- Given instruction
State how many lines include "Intelvi", giving the number by itself.

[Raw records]
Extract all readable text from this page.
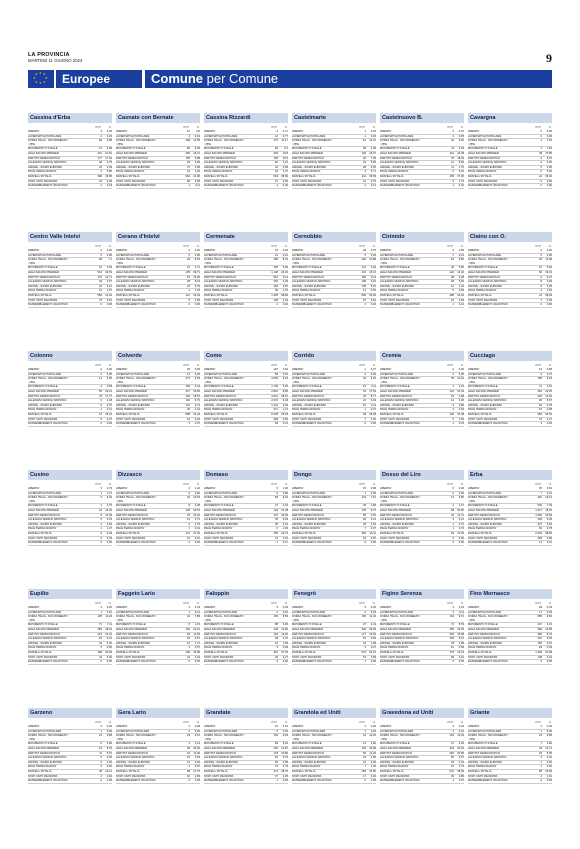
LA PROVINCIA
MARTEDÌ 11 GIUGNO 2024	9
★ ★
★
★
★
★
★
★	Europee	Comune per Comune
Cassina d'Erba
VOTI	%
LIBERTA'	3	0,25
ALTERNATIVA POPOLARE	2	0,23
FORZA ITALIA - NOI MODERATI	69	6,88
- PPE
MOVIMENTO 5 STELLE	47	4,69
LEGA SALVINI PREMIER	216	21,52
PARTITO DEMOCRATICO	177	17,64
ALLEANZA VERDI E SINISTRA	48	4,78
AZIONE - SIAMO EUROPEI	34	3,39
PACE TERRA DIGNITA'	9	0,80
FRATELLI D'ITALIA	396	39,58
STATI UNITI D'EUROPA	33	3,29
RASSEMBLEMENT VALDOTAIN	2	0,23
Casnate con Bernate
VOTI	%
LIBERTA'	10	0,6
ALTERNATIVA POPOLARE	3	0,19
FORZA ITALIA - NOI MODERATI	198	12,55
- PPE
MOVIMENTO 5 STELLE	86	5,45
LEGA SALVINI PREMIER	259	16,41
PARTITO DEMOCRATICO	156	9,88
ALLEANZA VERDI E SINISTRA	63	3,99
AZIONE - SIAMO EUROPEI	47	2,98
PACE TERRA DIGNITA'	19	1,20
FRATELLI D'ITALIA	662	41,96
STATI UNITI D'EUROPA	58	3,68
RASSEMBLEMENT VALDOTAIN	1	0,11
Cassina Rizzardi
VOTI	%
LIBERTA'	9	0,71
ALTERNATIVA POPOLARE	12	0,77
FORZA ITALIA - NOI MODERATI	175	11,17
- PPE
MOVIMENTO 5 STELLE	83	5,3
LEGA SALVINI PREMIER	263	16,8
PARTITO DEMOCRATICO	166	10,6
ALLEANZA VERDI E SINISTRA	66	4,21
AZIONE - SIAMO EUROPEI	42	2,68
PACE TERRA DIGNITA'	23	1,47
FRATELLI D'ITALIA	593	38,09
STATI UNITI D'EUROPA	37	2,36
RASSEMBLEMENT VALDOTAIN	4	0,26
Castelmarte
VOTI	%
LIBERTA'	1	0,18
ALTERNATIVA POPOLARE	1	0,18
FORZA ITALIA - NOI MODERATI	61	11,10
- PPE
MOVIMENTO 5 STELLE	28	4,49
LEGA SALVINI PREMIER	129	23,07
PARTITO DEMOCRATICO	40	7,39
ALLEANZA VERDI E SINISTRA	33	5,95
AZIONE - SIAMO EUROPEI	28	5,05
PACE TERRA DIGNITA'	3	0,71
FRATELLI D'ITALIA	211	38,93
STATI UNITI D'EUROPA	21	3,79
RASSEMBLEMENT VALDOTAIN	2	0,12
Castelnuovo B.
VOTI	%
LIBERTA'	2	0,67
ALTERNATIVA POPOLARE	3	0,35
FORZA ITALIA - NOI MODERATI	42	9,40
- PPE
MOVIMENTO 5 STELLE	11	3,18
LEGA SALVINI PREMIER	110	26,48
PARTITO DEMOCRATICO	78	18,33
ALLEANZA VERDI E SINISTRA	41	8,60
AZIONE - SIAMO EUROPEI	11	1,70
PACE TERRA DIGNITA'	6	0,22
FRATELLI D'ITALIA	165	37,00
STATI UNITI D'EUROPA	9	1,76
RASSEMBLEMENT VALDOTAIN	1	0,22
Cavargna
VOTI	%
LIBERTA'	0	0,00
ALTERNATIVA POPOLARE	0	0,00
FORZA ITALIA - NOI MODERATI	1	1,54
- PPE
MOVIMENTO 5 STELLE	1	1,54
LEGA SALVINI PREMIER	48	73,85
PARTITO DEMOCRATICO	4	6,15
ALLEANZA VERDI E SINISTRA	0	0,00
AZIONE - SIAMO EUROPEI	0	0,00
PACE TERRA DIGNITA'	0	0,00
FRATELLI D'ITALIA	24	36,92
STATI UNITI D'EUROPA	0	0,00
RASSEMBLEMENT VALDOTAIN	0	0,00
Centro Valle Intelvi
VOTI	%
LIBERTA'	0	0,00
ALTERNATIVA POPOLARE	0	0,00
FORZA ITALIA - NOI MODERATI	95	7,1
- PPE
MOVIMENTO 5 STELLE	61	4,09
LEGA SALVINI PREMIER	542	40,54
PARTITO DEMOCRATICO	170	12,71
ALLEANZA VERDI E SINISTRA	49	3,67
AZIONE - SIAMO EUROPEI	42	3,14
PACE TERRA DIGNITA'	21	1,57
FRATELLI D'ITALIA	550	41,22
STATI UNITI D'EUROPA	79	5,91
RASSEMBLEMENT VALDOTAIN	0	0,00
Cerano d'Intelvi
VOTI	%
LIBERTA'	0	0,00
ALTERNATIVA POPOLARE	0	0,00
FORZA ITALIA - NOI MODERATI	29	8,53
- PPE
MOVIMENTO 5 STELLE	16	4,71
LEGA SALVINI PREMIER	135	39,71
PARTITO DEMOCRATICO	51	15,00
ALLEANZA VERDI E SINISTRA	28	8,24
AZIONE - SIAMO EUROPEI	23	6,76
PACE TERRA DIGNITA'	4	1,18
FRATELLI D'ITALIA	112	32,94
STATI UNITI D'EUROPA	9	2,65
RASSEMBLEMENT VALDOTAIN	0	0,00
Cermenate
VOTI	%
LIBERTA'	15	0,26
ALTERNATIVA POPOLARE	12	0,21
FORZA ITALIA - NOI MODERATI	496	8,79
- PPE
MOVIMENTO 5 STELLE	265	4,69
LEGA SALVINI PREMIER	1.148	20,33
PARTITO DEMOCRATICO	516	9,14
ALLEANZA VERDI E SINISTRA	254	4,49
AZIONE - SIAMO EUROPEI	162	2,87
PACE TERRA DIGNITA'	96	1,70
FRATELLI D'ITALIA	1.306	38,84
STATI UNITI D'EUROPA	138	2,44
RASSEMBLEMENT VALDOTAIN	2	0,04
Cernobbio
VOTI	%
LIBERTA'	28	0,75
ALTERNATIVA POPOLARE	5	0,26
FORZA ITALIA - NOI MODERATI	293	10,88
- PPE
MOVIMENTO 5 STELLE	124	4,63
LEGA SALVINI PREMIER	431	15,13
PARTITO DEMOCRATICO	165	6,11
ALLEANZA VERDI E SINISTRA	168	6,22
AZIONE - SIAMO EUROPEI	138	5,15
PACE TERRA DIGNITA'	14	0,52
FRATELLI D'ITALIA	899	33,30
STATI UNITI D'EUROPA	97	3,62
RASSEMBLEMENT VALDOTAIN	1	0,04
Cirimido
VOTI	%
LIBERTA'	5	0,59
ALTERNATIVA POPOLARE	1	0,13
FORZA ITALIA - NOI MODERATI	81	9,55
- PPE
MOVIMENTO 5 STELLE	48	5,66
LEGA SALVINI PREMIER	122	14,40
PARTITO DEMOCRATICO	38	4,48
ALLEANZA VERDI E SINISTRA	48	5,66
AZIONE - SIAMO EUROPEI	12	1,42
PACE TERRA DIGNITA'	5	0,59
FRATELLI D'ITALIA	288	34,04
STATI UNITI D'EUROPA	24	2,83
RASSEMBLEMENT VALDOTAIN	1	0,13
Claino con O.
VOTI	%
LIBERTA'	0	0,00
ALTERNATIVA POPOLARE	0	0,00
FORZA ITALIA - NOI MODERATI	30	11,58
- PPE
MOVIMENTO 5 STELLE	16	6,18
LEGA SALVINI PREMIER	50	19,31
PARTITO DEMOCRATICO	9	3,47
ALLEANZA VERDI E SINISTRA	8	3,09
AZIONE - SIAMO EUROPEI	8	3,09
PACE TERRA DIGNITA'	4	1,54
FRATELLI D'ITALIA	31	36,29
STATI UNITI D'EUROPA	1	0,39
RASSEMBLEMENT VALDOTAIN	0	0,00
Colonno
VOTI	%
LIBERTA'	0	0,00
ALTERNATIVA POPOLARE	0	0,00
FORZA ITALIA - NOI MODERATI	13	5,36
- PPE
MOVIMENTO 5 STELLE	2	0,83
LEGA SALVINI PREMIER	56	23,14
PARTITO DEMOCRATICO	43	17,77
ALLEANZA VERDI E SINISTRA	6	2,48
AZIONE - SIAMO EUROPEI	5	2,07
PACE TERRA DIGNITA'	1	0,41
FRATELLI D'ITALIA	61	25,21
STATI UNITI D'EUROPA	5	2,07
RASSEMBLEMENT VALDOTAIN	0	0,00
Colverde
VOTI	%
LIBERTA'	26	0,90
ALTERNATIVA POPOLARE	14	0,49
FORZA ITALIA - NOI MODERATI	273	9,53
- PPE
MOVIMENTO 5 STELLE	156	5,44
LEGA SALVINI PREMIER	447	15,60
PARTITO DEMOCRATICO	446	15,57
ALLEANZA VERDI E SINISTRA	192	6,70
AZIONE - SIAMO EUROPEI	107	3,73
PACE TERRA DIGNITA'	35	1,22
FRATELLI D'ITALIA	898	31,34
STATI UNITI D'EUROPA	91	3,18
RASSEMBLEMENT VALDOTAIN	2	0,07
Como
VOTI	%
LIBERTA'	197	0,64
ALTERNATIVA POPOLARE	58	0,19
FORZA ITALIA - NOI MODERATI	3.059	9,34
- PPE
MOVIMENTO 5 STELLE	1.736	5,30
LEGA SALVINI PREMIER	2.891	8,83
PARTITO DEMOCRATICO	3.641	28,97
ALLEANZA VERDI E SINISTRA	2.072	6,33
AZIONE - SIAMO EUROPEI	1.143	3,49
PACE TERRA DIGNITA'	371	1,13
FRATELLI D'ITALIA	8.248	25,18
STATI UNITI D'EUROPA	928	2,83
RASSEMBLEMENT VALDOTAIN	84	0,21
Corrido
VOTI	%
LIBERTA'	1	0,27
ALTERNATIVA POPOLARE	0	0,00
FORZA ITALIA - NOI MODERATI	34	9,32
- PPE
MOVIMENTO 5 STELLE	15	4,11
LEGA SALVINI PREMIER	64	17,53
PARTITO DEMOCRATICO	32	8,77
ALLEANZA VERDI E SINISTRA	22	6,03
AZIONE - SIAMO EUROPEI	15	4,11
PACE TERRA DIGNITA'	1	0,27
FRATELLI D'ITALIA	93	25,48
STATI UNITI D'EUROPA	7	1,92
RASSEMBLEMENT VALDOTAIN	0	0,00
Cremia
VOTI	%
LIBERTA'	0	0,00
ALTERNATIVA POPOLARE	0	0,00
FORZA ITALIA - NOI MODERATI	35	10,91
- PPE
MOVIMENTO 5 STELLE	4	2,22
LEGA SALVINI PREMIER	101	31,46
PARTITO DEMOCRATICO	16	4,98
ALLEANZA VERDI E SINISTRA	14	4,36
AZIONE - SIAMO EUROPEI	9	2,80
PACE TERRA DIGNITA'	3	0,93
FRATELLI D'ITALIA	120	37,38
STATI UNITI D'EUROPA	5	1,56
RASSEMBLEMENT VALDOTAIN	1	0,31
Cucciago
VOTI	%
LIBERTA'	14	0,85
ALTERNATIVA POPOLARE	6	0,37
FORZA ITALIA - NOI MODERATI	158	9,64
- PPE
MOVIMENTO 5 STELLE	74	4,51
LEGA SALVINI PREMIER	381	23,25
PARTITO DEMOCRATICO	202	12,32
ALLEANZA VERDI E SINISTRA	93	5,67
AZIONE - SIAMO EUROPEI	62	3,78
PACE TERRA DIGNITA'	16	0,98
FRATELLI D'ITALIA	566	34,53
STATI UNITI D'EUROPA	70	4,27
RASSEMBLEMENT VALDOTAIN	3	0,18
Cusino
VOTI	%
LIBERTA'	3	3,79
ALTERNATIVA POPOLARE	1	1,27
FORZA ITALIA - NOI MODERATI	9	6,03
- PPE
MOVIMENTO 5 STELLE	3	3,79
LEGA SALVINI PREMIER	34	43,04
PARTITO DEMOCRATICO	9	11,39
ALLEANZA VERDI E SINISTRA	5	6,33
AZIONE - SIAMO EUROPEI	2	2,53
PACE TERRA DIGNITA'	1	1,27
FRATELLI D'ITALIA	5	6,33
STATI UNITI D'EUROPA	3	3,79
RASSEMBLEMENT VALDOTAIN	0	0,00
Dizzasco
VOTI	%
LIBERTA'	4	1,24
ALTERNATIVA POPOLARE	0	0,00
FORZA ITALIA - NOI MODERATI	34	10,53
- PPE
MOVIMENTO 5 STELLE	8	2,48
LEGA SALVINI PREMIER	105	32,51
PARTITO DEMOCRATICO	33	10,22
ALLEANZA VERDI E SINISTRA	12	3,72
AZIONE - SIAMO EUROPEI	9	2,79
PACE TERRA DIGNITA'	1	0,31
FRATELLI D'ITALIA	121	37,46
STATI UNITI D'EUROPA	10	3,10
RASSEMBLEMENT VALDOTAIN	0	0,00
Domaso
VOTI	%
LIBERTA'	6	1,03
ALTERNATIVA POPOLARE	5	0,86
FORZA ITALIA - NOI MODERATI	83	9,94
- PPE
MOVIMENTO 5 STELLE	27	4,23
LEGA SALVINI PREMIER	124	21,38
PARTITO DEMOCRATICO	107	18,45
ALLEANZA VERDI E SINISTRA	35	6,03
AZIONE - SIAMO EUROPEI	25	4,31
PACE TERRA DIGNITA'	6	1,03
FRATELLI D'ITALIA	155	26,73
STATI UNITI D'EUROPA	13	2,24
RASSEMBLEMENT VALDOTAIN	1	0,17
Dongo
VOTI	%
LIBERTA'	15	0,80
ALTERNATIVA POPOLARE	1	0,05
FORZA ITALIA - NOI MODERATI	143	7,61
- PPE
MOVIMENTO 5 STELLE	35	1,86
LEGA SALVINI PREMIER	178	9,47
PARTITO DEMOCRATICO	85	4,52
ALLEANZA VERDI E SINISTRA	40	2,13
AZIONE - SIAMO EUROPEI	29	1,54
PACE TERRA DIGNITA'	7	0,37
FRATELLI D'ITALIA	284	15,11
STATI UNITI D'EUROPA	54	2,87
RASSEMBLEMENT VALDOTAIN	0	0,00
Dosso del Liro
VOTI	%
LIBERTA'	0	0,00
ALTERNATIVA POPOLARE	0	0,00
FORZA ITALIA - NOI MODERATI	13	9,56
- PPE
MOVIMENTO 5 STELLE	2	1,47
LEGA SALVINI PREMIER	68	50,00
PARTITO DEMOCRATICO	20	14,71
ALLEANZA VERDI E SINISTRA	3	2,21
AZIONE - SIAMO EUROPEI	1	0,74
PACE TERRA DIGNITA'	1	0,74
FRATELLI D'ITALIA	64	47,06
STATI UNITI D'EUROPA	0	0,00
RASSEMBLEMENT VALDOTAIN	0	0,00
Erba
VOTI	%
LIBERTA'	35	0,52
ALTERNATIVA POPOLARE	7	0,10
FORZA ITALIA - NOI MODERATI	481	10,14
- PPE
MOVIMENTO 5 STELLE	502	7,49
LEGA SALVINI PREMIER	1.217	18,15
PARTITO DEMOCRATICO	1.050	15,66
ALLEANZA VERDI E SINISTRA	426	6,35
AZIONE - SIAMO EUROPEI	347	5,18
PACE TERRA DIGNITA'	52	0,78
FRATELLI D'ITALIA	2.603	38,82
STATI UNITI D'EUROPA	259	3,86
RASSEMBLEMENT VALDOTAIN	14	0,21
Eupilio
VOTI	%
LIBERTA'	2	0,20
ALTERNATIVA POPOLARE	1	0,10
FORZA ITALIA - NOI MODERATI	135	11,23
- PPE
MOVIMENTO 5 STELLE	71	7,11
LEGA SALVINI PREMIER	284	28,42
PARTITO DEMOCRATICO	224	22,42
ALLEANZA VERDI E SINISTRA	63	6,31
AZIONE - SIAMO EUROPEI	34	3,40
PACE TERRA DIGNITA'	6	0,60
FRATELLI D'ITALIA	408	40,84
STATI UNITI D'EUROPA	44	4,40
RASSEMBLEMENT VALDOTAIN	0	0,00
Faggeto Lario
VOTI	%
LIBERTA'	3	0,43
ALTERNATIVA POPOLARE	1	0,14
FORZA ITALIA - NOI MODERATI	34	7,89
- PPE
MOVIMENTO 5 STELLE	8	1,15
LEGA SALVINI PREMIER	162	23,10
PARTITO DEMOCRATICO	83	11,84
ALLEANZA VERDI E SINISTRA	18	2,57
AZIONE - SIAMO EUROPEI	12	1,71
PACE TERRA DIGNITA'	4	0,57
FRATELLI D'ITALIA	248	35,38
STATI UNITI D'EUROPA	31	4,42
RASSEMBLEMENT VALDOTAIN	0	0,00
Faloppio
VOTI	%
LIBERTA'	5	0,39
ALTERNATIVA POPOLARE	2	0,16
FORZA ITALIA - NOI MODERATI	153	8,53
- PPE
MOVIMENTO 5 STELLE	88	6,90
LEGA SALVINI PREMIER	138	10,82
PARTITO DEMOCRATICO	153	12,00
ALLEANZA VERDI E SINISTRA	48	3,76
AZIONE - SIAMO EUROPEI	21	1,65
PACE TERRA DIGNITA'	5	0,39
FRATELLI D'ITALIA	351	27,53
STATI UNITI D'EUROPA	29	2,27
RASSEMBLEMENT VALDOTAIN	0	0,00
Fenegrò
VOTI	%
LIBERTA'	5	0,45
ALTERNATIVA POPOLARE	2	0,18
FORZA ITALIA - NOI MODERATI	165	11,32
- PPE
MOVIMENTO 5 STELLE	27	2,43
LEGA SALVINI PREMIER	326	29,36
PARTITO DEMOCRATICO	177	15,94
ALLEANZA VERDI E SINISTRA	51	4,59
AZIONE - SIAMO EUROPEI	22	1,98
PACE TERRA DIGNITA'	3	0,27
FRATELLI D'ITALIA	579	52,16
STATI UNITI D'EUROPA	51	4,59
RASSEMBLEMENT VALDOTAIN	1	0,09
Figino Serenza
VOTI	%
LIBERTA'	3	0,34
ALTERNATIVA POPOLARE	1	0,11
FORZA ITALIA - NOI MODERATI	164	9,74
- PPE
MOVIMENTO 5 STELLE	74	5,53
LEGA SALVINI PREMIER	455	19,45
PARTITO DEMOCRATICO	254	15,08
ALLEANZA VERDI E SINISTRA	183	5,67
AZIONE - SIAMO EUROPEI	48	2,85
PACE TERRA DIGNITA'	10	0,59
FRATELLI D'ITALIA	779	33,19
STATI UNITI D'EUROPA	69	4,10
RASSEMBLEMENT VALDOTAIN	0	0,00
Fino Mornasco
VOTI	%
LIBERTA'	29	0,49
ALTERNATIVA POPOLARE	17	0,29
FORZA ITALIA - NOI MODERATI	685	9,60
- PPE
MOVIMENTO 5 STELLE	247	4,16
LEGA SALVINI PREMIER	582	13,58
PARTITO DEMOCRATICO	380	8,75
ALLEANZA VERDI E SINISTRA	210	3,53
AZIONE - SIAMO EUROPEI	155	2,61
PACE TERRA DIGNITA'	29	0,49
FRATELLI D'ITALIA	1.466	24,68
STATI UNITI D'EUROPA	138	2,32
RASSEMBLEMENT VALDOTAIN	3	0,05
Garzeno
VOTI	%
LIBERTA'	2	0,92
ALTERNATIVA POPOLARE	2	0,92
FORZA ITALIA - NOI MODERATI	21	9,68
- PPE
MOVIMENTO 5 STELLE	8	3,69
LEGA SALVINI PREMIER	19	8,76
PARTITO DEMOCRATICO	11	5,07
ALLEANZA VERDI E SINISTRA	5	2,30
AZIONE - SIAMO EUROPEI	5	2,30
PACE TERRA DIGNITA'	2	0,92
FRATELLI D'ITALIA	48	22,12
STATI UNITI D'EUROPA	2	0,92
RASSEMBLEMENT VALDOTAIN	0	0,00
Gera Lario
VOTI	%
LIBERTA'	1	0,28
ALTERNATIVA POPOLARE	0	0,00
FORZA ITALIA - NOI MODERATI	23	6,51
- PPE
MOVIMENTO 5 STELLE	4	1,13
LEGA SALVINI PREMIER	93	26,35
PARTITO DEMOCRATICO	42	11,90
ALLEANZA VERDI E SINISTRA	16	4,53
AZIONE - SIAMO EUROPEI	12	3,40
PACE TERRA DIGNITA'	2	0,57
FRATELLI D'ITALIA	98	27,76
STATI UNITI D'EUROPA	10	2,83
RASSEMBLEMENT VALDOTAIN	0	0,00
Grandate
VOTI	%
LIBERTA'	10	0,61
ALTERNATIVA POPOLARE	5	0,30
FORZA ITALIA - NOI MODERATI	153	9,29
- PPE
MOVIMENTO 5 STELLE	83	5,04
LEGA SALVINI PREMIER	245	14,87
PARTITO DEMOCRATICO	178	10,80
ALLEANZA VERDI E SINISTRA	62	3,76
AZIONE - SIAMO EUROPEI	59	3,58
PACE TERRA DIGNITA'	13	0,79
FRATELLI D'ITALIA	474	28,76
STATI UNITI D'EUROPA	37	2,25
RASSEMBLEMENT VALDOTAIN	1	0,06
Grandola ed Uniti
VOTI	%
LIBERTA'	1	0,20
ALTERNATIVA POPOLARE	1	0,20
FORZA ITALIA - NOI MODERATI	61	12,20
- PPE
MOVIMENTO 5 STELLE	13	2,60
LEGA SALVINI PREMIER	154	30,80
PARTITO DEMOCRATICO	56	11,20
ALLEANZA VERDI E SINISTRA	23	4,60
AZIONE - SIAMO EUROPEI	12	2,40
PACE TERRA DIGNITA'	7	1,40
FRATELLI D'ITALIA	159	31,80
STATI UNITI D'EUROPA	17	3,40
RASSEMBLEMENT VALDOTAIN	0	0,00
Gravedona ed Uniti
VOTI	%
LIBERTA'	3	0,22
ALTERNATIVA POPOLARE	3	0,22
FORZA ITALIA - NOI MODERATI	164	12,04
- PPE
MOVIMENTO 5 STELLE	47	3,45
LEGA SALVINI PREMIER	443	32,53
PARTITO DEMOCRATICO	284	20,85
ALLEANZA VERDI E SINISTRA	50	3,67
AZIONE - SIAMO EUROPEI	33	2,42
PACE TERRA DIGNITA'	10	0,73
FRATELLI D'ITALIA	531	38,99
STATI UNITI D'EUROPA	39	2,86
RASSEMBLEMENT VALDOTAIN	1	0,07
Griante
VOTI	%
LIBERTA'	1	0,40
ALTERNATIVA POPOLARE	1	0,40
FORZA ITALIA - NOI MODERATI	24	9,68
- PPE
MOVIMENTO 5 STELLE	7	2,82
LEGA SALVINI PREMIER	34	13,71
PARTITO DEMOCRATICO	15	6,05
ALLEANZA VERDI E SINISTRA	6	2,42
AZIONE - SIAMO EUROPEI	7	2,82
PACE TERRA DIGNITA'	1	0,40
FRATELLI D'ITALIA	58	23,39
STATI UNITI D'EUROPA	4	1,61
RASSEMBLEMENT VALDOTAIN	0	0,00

- Solved problem
2